**Task requirements**
Scan the material below for lines with the word "Texture" and report how many there are, with nothing added.

**Input material**
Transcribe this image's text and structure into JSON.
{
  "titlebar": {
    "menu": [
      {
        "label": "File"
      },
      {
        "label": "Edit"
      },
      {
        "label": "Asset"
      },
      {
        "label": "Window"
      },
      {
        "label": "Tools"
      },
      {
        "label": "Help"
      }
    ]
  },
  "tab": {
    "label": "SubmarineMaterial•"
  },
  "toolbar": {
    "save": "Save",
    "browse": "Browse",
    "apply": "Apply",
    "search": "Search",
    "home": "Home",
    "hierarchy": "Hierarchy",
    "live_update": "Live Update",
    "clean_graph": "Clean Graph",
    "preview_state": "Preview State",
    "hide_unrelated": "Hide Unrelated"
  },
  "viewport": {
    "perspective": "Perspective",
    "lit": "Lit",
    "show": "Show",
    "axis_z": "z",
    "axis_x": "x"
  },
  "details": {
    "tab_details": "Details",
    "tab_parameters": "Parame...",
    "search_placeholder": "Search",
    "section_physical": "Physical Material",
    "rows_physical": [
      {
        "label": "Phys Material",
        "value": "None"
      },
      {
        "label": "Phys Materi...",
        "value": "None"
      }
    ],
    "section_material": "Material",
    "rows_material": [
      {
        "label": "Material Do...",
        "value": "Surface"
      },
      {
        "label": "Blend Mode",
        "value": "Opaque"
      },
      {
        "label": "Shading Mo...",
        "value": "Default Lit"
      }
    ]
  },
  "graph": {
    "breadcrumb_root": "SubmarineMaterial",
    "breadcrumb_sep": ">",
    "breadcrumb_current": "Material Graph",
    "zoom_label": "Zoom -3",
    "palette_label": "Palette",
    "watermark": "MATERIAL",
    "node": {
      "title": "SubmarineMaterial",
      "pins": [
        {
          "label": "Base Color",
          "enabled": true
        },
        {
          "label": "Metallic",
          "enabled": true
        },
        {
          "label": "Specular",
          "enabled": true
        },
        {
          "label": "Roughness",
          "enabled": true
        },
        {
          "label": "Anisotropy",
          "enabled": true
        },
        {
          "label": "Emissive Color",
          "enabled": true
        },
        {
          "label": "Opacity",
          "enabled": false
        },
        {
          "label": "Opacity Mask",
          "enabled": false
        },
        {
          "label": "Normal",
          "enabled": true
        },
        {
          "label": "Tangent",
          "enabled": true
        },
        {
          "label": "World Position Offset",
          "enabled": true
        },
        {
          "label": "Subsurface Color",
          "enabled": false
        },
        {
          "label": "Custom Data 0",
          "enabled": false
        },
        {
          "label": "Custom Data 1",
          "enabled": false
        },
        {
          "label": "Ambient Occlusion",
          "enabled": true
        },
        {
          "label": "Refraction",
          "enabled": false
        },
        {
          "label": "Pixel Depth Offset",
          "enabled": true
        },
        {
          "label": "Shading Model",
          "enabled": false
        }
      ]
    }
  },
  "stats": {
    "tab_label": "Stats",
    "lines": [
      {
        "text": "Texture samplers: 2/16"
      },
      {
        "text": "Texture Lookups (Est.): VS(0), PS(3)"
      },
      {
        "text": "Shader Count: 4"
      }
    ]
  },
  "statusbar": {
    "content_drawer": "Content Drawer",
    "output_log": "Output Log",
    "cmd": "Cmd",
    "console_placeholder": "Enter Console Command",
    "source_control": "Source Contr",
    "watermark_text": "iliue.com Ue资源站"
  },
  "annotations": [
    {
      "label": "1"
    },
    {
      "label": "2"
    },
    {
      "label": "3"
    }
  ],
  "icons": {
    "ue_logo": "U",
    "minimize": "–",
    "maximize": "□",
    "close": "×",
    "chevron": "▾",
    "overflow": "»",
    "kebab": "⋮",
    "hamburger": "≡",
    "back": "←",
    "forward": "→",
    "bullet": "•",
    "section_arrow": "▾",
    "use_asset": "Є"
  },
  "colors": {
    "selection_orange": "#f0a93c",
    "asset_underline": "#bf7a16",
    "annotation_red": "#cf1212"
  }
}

**Response for this exercise**
2